>>>>>
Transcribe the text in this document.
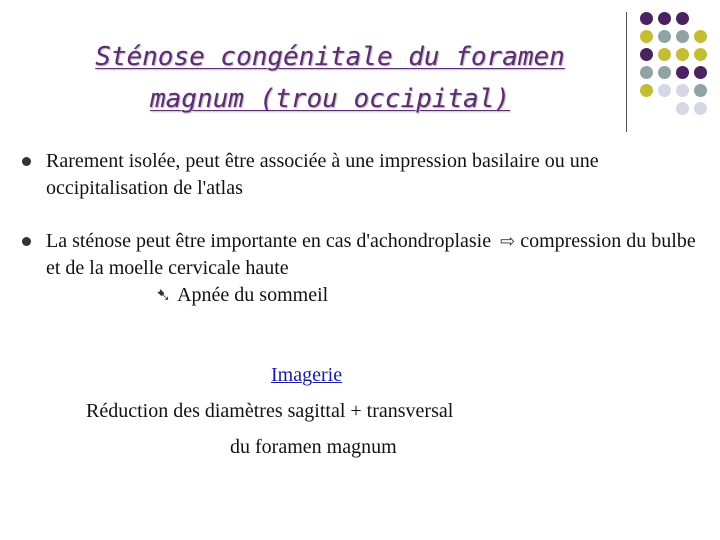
Sténose congénitale du foramen
magnum (trou occipital)
Rarement isolée, peut être associée à une impression basilaire ou une occipitalisation de l'atlas
La sténose peut être importante en cas d'achondroplasie ⇨ compression du bulbe et de la moelle cervicale haute
➷ Apnée du sommeil
Imagerie
Réduction des diamètres sagittal + transversal
du foramen magnum
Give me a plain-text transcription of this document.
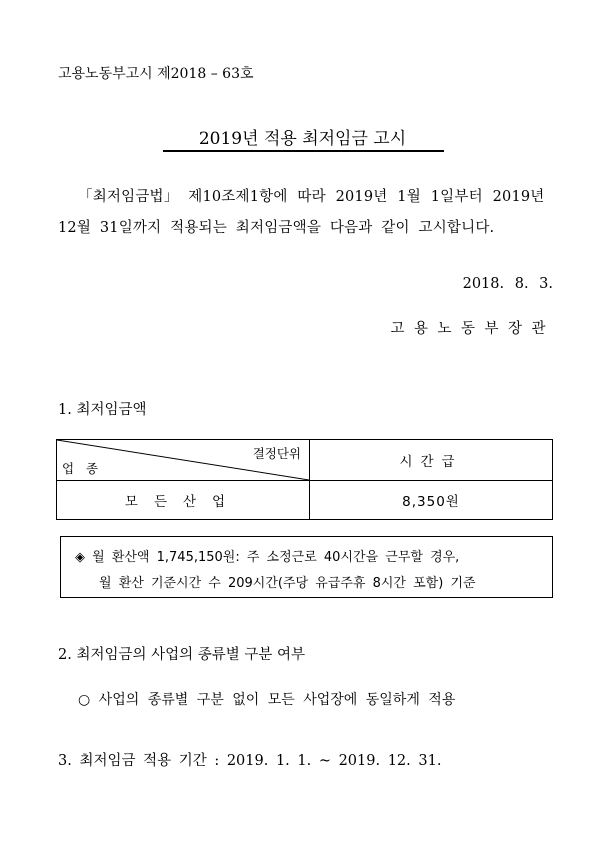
고용노동부고시 제2018 – 63호
2019년 적용 최저임금 고시
「최저임금법」 제10조제1항에 따라 2019년 1월 1일부터 2019년
12월 31일까지 적용되는 최저임금액을 다음과 같이 고시합니다.
2018. 8. 3.
고용노동부장관
1. 최저임금액
결정단위
업 종	시간급
모든산업	8,350원
◈ 월 환산액 1,745,150원: 주 소정근로 40시간을 근무할 경우,
월 환산 기준시간 수 209시간(주당 유급주휴 8시간 포함) 기준
2. 최저임금의 사업의 종류별 구분 여부
○ 사업의 종류별 구분 없이 모든 사업장에 동일하게 적용
3. 최저임금 적용 기간 : 2019. 1. 1. ~ 2019. 12. 31.
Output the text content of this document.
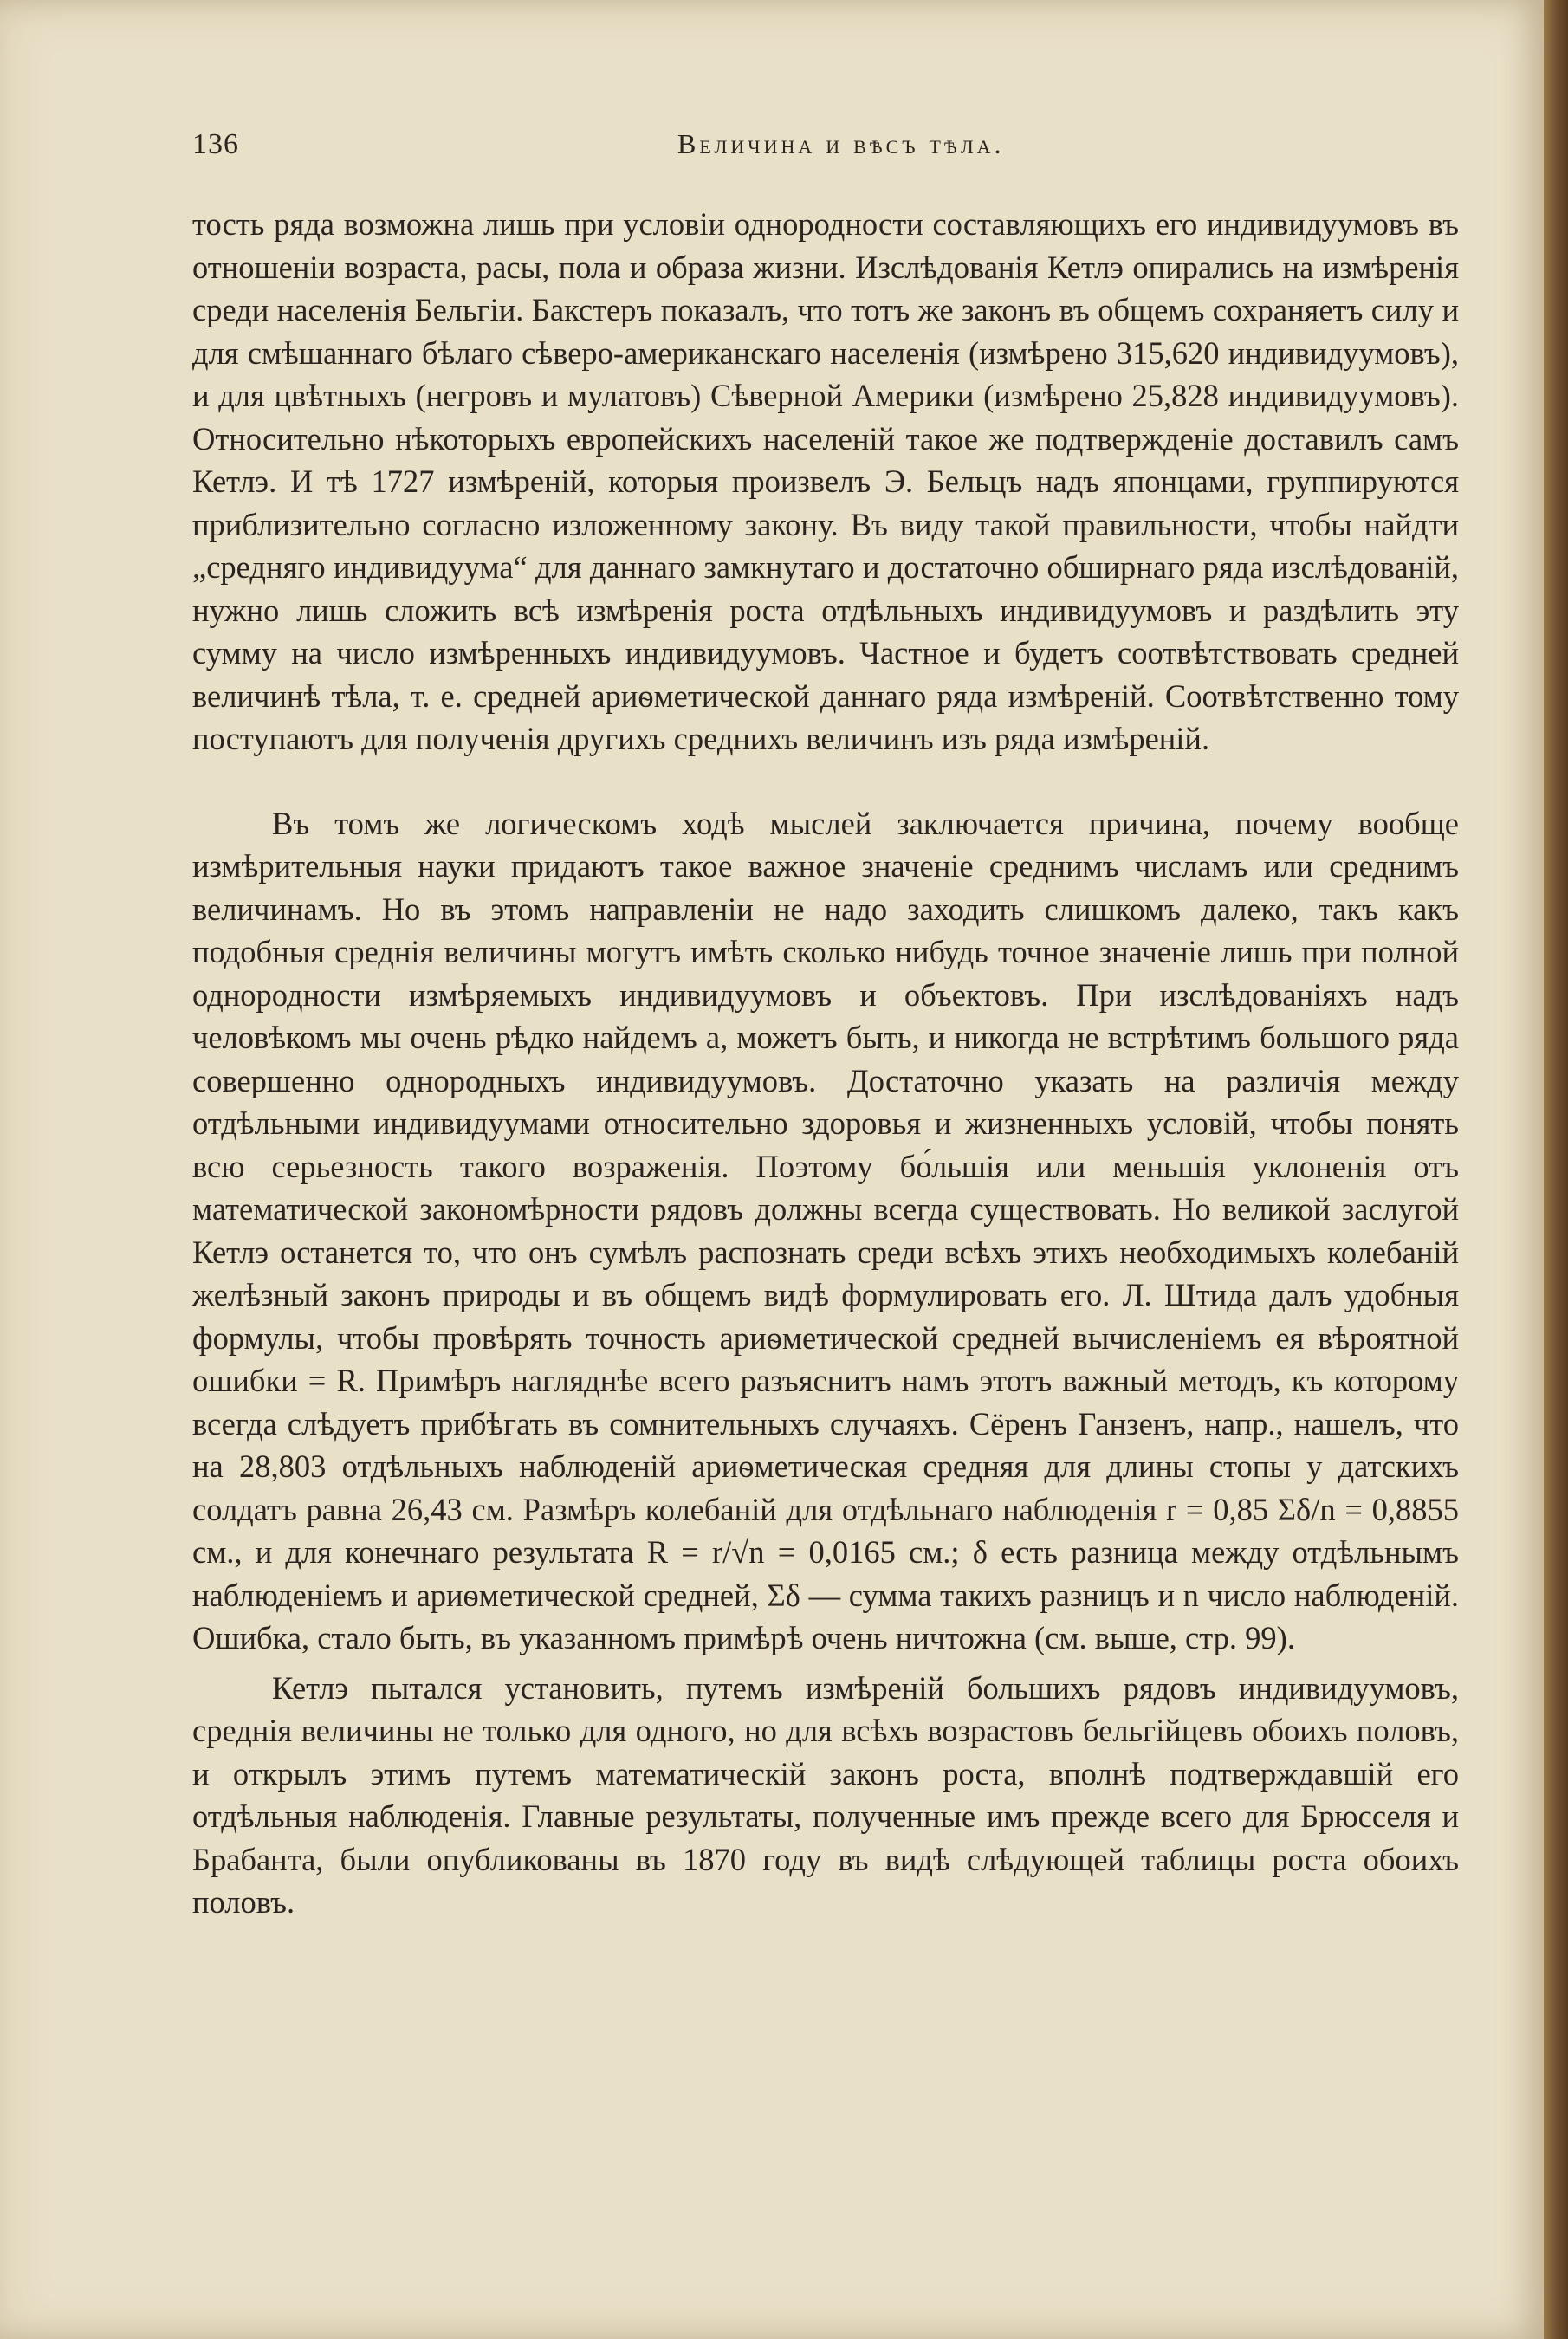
136	Величина и вѣсъ тѣла.

тость ряда возможна лишь при условіи однородности составляющихъ его индивидуумовъ въ отношеніи возраста, расы, пола и образа жизни. Изслѣдованія Кетлэ опирались на измѣренія среди населенія Бельгіи. Бакстеръ показалъ, что тотъ же законъ въ общемъ сохраняетъ силу и для смѣшаннаго бѣлаго сѣверо-американскаго населенія (измѣрено 315,620 индивидуумовъ), и для цвѣтныхъ (негровъ и мулатовъ) Сѣверной Америки (измѣрено 25,828 индивидуумовъ). Относительно нѣкоторыхъ европейскихъ населеній такое же подтвержденіе доставилъ самъ Кетлэ. И тѣ 1727 измѣреній, которыя произвелъ Э. Бельцъ надъ японцами, группируются приблизительно согласно изложенному закону. Въ виду такой правильности, чтобы найдти „средняго индивидуума“ для даннаго замкнутаго и достаточно обширнаго ряда изслѣдованій, нужно лишь сложить всѣ измѣренія роста отдѣльныхъ индивидуумовъ и раздѣлить эту сумму на число измѣренныхъ индивидуумовъ. Частное и будетъ соотвѣтствовать средней величинѣ тѣла, т. е. средней ариѳметической даннаго ряда измѣреній. Соотвѣтственно тому поступаютъ для полученія другихъ среднихъ величинъ изъ ряда измѣреній.

Въ томъ же логическомъ ходѣ мыслей заключается причина, почему вообще измѣрительныя науки придаютъ такое важное значеніе среднимъ числамъ или среднимъ величинамъ. Но въ этомъ направленіи не надо заходить слишкомъ далеко, такъ какъ подобныя среднія величины могутъ имѣть сколько нибудь точное значеніе лишь при полной однородности измѣряемыхъ индивидуумовъ и объектовъ. При изслѣдованіяхъ надъ человѣкомъ мы очень рѣдко найдемъ а, можетъ быть, и никогда не встрѣтимъ большого ряда совершенно однородныхъ индивидуумовъ. Достаточно указать на различія между отдѣльными индивидуумами относительно здоровья и жизненныхъ условій, чтобы понять всю серьезность такого возраженія. Поэтому бо́льшія или меньшія уклоненія отъ математической закономѣрности рядовъ должны всегда существовать. Но великой заслугой Кетлэ останется то, что онъ сумѣлъ распознать среди всѣхъ этихъ необходимыхъ колебаній желѣзный законъ природы и въ общемъ видѣ формулировать его. Л. Штида далъ удобныя формулы, чтобы провѣрять точность ариѳметической средней вычисленіемъ ея вѣроятной ошибки = R. Примѣръ нагляднѣе всего разъяснитъ намъ этотъ важный методъ, къ которому всегда слѣдуетъ прибѣгать въ сомнительныхъ случаяхъ. Сёренъ Ганзенъ, напр., нашелъ, что на 28,803 отдѣльныхъ наблюденій ариѳметическая средняя для длины стопы у датскихъ солдатъ равна 26,43 см. Размѣръ колебаній для отдѣльнаго наблюденія r = 0,85 Σδ/n = 0,8855 см., и для конечнаго результата R = r/√n = 0,0165 см.; δ есть разница между отдѣльнымъ наблюденіемъ и ариѳметической средней, Σδ — сумма такихъ разницъ и n число наблюденій. Ошибка, стало быть, въ указанномъ примѣрѣ очень ничтожна (см. выше, стр. 99).

Кетлэ пытался установить, путемъ измѣреній большихъ рядовъ индивидуумовъ, среднія величины не только для одного, но для всѣхъ возрастовъ бельгійцевъ обоихъ половъ, и открылъ этимъ путемъ математическій законъ роста, вполнѣ подтверждавшій его отдѣльныя наблюденія. Главные результаты, полученные имъ прежде всего для Брюсселя и Брабанта, были опубликованы въ 1870 году въ видѣ слѣдующей таблицы роста обоихъ половъ.
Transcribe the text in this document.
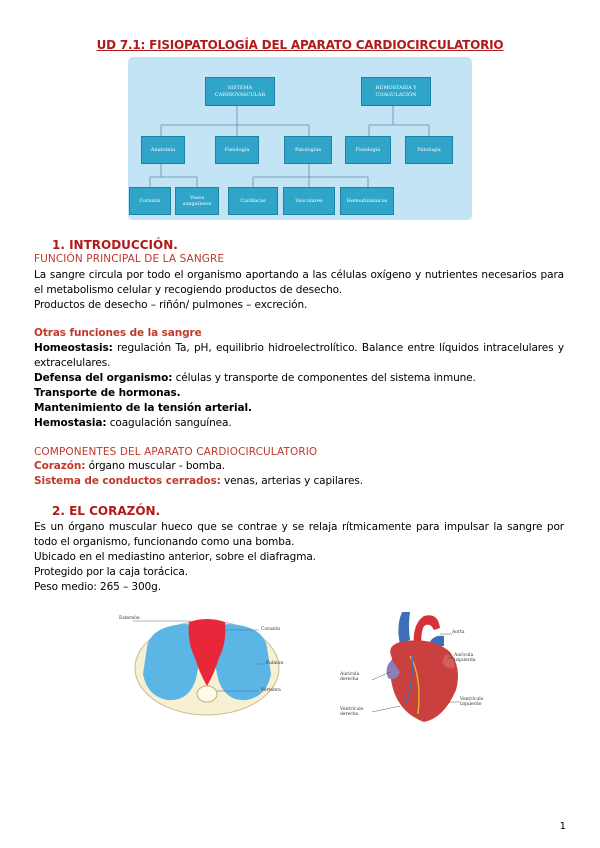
UD 7.1: FISIOPATOLOGÍA DEL APARATO CARDIOCIRCULATORIO
SISTEMA CARDIOVASCULAR
HEMOSTASIA Y COAGULACIÓN
Anatomía	Fisiología	Patologías	Fisiología	Patología
Corazón
Vasos sanguíneos
Cardíacas	Vasculares	Hemodinámicas
1. INTRODUCCIÓN.
FUNCIÓN PRINCIPAL DE LA SANGRE
La sangre circula por todo el organismo aportando a las células oxígeno y nutrientes necesarios para el metabolismo celular y recogiendo productos de desecho.
Productos de desecho – riñón/ pulmones – excreción.
Otras funciones de la sangre
Homeostasis: regulación Ta, pH, equilibrio hidroelectrolítico. Balance entre líquidos intracelulares y extracelulares.
Defensa del organismo: células y transporte de componentes del sistema inmune.
Transporte de hormonas.
Mantenimiento de la tensión arterial.
Hemostasia: coagulación sanguínea.
COMPONENTES DEL APARATO CARDIOCIRCULATORIO
Corazón: órgano muscular - bomba.
Sistema de conductos cerrados: venas, arterias y capilares.
2. EL CORAZÓN.
Es un órgano muscular hueco que se contrae y se relaja rítmicamente para impulsar la sangre por todo el organismo, funcionando como una bomba.
Ubicado en el mediastino anterior, sobre el diafragma.
Protegido por la caja torácica.
Peso medio: 265 – 300g.
Esternón
Corazón
Pulmón
Vértebra
Aorta
Aurícula izquierda
Aurícula derecha
Ventrículo izquierdo
Ventrículo derecho
1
<<<<<
▶ _Written request_
Copy each line of the preceding data that contains the string "text".

▶ _Task output_
Transcribe the text in this document.
Give me a plain-text transcription of this document.
Output the text content of this document.
Transcribe the text in this document.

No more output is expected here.